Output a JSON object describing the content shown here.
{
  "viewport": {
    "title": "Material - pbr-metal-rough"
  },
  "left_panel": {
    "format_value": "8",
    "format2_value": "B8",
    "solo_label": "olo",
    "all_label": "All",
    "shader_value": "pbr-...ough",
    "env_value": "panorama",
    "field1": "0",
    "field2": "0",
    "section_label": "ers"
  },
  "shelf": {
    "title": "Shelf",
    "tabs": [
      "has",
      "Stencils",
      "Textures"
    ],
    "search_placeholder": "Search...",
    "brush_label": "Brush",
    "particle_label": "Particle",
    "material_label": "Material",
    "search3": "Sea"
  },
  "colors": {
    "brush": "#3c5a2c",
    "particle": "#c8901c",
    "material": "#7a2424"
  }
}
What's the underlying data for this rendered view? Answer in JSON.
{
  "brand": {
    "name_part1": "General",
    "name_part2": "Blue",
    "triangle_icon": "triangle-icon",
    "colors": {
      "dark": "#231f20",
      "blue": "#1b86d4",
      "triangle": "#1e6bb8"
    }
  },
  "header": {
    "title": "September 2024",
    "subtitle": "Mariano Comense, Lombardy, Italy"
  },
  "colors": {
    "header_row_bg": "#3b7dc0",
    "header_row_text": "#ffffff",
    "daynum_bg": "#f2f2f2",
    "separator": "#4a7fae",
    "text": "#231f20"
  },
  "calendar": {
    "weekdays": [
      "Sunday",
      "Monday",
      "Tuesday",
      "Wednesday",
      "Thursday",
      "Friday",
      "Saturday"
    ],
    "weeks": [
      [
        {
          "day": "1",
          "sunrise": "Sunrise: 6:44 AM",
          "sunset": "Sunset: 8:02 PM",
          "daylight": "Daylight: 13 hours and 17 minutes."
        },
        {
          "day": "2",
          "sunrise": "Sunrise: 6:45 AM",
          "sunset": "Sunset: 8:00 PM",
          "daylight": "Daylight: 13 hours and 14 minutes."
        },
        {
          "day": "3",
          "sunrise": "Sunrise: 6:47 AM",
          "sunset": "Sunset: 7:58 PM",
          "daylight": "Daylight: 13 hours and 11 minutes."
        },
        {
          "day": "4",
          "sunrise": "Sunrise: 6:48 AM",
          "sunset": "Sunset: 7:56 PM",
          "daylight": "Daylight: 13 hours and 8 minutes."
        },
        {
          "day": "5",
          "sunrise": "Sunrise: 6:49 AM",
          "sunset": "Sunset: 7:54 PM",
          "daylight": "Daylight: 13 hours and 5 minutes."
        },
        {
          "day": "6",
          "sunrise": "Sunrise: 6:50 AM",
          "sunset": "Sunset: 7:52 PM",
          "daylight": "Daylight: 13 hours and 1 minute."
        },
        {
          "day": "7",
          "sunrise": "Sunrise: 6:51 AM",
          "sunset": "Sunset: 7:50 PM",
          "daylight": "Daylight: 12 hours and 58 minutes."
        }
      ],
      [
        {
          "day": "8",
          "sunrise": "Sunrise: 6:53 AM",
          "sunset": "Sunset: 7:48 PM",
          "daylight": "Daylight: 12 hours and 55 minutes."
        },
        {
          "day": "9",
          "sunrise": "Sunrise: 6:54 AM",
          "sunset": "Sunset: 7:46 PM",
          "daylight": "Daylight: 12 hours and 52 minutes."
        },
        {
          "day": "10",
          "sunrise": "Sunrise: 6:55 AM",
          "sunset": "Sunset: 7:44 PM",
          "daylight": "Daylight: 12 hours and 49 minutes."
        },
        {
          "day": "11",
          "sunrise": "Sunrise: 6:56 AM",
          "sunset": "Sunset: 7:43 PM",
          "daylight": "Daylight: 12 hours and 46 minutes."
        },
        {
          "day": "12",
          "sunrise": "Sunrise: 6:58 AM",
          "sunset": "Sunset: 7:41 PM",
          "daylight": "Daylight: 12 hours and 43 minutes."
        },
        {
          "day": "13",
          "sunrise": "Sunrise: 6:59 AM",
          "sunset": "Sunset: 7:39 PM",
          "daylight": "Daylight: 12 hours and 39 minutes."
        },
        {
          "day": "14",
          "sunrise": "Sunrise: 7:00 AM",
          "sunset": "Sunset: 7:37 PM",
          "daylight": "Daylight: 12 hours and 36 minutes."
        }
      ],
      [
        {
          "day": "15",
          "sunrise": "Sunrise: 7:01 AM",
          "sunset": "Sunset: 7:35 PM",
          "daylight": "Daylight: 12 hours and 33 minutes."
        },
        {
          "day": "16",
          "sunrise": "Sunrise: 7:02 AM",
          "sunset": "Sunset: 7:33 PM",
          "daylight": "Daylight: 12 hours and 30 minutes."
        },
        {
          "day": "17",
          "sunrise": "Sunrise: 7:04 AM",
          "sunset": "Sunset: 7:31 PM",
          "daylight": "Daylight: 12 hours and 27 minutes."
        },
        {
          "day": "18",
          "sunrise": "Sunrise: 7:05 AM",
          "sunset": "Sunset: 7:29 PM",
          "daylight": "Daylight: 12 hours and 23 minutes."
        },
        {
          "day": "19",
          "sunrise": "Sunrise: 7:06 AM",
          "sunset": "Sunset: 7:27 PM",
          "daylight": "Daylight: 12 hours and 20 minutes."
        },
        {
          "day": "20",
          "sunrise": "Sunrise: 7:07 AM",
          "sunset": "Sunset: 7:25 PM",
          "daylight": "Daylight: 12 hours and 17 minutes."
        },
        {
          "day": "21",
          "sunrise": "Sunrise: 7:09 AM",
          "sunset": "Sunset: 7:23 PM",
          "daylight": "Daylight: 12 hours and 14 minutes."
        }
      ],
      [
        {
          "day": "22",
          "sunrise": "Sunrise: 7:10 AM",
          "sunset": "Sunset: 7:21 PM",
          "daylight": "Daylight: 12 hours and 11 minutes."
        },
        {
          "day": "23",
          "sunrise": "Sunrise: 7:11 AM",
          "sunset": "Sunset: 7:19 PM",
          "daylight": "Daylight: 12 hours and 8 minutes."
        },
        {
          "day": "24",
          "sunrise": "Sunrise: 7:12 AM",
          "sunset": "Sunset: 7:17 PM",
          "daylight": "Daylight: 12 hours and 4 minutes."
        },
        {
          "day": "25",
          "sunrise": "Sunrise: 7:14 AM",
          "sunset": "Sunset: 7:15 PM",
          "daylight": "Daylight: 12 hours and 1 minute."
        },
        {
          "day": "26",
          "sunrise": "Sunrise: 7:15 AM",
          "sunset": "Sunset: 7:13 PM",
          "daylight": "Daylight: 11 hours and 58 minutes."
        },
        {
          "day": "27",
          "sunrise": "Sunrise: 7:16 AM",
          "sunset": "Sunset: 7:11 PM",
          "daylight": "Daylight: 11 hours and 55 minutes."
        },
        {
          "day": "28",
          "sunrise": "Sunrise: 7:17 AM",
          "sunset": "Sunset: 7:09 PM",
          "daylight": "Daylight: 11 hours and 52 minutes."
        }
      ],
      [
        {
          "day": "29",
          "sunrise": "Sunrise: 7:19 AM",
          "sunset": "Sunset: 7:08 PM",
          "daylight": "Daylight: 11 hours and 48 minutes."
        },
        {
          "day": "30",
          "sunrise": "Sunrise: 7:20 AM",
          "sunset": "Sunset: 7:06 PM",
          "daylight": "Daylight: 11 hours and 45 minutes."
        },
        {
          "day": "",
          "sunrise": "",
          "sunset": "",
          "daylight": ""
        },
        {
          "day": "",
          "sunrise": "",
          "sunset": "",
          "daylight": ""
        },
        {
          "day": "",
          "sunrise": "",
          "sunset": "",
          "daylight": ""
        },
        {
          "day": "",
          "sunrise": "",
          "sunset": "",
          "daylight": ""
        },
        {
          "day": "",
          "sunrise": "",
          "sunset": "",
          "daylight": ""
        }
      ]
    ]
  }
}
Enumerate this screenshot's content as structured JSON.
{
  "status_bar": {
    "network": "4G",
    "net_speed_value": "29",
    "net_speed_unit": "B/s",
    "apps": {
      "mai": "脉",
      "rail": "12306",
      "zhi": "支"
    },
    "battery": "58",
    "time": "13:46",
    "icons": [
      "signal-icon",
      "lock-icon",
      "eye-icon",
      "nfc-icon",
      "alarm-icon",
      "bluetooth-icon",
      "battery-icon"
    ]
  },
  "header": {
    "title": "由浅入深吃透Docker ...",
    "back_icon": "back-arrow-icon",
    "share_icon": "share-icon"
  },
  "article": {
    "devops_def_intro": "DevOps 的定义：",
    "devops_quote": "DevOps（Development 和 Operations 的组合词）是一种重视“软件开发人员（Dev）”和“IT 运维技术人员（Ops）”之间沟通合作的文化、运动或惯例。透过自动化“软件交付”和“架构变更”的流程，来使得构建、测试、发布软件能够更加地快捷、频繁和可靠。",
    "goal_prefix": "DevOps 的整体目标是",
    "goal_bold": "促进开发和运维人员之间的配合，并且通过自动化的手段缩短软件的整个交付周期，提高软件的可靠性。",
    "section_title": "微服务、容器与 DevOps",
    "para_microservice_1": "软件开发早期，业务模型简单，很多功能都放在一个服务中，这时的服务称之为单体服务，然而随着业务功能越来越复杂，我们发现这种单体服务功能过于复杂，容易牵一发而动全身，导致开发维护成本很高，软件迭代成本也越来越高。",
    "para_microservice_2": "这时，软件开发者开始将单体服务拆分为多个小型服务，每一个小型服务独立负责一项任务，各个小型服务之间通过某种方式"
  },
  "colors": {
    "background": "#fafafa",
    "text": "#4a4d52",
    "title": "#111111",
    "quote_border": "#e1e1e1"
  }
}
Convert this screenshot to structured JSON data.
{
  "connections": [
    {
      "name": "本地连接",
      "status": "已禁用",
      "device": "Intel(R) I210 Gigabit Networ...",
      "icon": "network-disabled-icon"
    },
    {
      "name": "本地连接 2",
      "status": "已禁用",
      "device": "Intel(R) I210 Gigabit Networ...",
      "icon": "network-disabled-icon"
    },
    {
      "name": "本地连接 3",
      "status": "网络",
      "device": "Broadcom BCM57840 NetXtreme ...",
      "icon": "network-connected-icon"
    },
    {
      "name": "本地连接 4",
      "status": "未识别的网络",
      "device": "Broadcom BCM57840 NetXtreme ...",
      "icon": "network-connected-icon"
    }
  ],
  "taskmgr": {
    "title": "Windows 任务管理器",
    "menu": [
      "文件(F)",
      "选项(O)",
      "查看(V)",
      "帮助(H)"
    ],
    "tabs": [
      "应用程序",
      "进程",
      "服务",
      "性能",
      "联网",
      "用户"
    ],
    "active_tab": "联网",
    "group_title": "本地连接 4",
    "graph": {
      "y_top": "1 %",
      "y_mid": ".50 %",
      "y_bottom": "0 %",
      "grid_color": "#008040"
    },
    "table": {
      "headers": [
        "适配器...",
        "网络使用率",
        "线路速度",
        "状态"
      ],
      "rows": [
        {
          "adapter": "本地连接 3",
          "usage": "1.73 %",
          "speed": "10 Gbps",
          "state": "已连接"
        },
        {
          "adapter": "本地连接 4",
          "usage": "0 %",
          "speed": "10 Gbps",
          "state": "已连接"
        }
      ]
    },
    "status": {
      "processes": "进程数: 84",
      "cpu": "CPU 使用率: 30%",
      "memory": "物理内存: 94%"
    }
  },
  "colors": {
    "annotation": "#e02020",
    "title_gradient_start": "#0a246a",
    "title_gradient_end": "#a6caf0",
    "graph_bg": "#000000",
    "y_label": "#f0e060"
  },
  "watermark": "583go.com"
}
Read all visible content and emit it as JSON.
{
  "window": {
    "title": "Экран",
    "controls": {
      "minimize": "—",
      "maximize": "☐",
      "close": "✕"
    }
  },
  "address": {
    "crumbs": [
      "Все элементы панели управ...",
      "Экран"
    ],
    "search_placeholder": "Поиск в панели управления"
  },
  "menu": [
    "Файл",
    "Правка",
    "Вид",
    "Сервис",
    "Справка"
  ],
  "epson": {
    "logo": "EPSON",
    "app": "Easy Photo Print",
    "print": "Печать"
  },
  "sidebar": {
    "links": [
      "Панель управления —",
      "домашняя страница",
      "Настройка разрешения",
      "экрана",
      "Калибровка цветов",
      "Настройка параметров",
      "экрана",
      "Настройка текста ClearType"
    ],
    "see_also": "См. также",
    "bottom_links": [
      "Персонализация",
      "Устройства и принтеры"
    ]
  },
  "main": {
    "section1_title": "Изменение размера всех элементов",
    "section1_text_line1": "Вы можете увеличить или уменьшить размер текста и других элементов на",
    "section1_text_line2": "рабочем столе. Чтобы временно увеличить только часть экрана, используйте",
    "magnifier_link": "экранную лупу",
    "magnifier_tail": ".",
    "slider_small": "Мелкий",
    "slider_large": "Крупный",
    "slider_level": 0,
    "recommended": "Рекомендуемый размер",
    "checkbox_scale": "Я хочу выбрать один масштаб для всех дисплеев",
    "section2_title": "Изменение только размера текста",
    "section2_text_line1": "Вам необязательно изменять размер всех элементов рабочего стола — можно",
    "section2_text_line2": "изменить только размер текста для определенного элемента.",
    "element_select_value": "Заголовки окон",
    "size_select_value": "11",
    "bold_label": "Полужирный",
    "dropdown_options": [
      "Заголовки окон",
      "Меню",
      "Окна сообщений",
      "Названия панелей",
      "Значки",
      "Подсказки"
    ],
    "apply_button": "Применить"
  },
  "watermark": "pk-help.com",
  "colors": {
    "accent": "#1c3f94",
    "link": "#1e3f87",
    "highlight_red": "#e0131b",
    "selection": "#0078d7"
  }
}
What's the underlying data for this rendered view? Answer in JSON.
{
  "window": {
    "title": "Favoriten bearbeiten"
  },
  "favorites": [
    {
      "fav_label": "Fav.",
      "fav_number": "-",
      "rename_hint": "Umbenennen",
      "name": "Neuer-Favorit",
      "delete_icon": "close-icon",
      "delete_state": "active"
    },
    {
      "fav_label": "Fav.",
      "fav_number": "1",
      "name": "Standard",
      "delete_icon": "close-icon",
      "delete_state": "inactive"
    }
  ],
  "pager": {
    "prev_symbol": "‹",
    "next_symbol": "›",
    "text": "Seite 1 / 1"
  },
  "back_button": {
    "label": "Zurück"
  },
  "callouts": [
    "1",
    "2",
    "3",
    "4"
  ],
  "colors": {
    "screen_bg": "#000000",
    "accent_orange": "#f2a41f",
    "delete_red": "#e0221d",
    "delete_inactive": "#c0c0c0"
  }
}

────────

» DIRECTIVE: Return only the number of lines in the data that contain "Заголовки".

» THE REPLY: 2